▶ _Work to complete_:
Of the lines below, count those containing the word "structure". Reply with the number alone.

▶ _Materials provided_:
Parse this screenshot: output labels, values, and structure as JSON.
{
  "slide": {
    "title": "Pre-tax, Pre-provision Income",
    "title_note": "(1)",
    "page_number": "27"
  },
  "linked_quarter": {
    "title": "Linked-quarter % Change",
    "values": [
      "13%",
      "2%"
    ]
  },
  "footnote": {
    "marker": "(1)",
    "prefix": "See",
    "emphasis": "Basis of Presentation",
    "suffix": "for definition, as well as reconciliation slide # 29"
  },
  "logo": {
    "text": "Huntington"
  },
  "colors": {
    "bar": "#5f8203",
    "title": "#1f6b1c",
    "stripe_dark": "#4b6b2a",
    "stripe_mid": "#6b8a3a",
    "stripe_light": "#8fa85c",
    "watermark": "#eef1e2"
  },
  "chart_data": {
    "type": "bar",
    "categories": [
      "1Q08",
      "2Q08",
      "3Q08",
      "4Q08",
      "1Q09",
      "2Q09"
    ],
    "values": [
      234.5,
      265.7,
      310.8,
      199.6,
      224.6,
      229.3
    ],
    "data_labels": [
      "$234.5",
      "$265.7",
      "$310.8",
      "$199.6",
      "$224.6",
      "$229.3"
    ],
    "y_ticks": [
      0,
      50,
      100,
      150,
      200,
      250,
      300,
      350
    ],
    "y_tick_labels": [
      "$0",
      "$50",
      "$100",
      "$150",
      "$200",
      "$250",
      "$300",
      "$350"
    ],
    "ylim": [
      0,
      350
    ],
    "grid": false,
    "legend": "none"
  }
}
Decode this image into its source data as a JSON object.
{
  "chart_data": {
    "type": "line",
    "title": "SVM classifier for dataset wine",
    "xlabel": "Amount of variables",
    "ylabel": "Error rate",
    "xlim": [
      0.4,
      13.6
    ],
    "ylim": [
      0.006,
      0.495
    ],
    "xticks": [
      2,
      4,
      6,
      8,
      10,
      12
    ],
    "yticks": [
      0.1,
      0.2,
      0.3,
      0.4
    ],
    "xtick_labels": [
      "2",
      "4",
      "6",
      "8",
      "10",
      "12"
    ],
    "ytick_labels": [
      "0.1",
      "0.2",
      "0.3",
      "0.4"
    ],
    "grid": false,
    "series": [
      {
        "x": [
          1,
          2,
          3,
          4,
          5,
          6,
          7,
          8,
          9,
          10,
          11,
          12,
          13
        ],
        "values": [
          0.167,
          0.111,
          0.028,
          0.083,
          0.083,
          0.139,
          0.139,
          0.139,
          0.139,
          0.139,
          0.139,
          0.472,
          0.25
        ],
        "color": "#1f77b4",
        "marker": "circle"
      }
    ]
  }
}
--
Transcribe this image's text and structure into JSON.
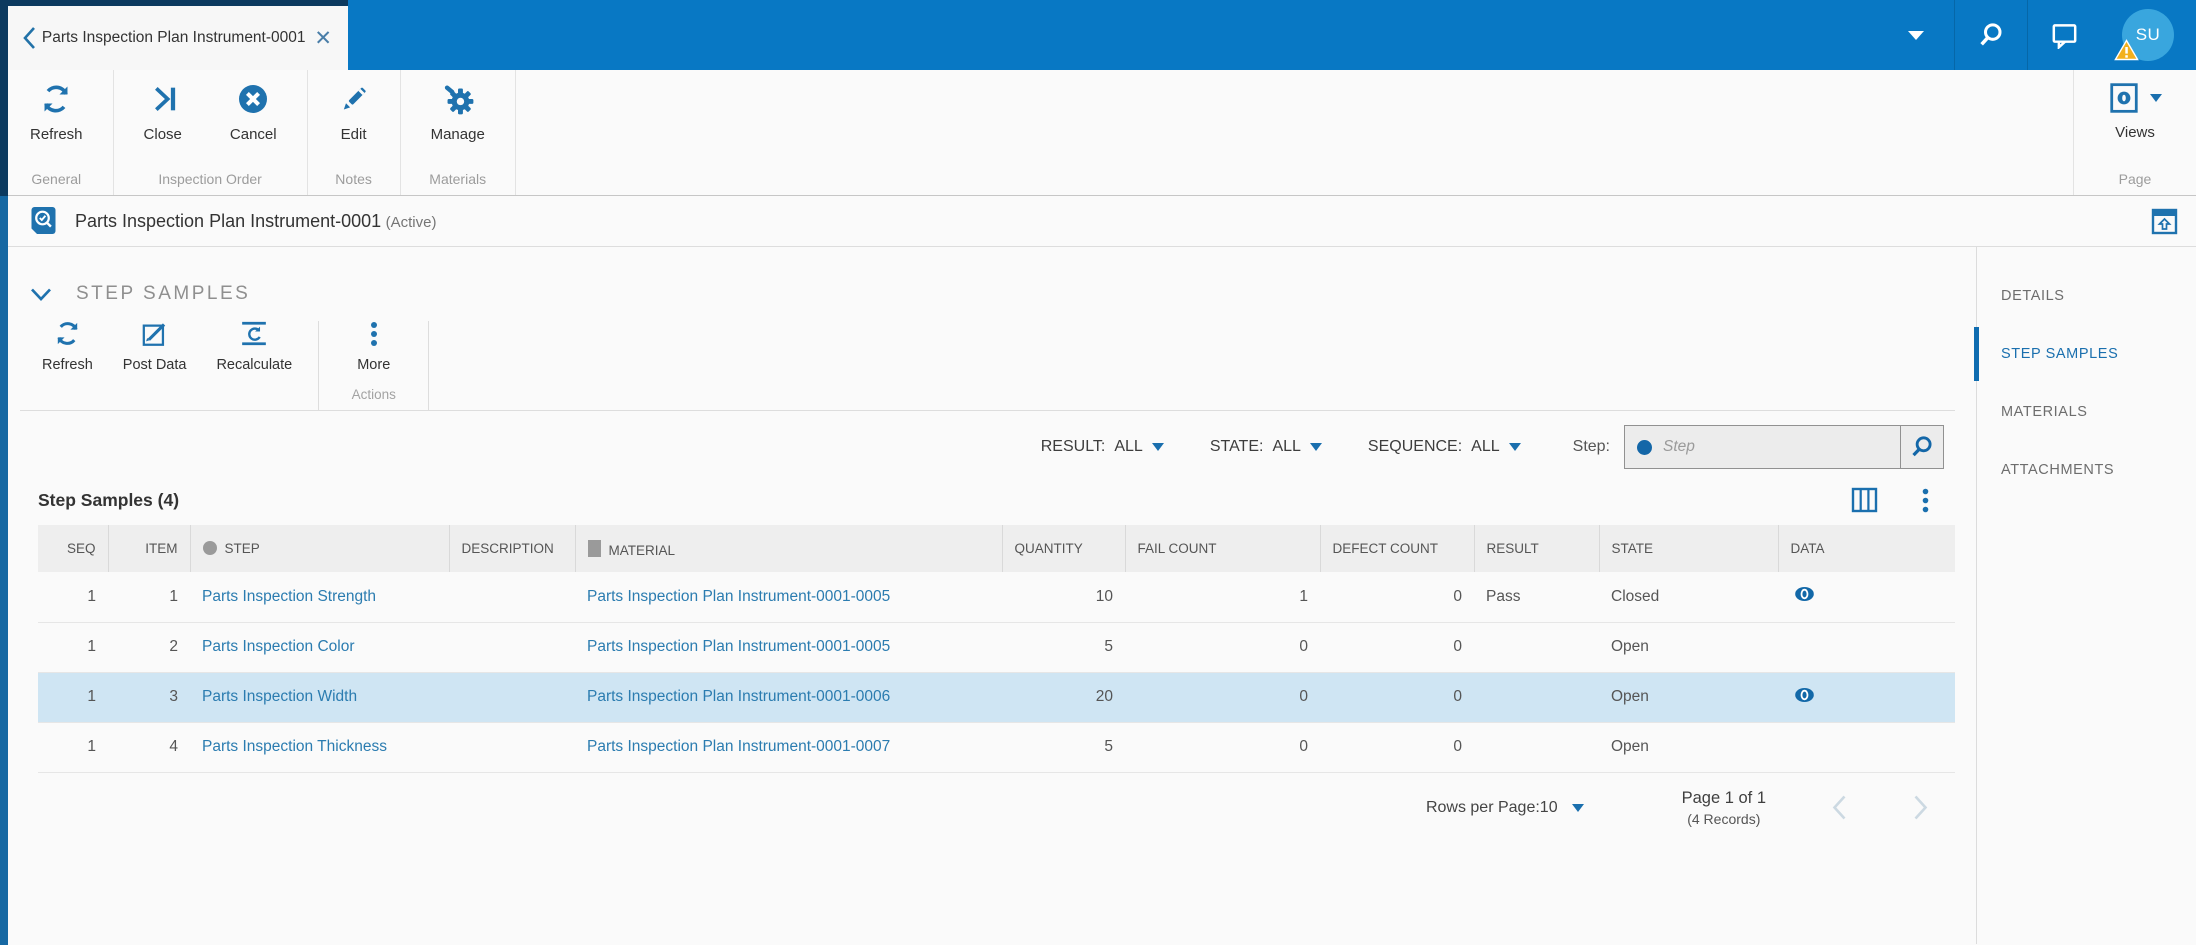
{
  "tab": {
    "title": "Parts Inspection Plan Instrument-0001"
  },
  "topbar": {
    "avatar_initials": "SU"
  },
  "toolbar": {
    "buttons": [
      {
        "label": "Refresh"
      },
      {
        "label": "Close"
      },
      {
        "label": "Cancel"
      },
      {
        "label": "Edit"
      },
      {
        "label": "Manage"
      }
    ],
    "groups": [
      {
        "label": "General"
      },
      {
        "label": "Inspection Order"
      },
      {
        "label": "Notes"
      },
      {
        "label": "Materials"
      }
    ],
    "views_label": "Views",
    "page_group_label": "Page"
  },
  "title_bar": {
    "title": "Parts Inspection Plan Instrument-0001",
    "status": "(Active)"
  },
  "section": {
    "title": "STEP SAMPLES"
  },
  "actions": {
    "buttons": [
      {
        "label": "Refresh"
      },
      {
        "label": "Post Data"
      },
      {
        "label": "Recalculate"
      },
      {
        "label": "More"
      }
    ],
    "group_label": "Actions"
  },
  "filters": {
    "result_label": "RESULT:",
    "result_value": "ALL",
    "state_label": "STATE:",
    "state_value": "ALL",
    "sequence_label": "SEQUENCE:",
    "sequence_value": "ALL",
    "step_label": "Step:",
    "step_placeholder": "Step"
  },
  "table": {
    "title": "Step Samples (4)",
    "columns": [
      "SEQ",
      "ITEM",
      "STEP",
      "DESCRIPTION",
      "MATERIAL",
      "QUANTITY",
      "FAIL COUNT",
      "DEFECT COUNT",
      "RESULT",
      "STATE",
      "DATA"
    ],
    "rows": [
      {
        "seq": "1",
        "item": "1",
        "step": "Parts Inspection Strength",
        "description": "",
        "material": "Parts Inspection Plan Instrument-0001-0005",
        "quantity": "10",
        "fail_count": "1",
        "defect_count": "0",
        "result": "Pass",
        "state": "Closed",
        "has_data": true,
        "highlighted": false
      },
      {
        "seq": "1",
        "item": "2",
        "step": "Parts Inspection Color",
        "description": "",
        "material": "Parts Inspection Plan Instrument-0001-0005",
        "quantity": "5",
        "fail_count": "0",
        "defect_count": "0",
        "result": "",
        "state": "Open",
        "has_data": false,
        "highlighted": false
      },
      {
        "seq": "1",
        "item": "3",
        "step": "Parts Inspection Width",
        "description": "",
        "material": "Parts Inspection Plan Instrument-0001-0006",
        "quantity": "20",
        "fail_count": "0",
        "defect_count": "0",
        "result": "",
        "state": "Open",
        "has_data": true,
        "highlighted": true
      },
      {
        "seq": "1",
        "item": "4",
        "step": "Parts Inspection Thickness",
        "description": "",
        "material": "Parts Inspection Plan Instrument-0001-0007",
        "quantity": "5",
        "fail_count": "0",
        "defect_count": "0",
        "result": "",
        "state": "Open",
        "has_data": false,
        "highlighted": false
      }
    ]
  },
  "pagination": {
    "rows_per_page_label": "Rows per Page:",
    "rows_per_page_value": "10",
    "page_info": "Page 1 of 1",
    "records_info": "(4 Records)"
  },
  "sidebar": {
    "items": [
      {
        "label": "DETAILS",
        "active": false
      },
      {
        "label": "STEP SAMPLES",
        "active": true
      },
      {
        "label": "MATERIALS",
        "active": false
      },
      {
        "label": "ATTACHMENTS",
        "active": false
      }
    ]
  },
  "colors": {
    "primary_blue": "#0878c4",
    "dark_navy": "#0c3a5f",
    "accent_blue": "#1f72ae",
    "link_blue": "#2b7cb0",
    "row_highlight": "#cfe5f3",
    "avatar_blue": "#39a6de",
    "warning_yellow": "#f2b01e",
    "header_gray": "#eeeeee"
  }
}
--
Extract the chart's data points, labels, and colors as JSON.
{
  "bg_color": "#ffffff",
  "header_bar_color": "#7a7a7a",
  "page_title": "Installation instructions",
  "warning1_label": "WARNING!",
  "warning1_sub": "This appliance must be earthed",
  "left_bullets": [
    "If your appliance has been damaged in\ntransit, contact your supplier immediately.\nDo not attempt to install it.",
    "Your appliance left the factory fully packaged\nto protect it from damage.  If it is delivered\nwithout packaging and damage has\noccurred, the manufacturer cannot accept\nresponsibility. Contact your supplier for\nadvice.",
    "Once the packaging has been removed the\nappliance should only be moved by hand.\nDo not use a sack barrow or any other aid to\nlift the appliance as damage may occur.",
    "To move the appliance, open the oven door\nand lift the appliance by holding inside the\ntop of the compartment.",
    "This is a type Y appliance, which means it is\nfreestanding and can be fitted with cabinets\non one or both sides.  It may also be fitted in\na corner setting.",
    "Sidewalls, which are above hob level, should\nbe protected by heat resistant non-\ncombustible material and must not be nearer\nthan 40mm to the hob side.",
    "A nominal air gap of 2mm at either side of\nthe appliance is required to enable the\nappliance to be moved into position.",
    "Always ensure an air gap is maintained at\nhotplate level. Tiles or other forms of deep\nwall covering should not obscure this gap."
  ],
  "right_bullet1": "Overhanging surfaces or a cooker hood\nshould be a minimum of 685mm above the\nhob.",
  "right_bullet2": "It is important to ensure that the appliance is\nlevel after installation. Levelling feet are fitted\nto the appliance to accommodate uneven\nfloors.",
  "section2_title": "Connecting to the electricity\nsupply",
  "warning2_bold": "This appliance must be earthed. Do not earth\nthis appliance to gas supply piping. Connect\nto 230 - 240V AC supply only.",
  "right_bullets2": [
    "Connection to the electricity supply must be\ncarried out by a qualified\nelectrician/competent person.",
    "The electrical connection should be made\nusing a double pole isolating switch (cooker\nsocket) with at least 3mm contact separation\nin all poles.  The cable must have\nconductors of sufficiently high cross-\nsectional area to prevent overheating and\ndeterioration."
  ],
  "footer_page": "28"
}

▶ _Solved problem_:
2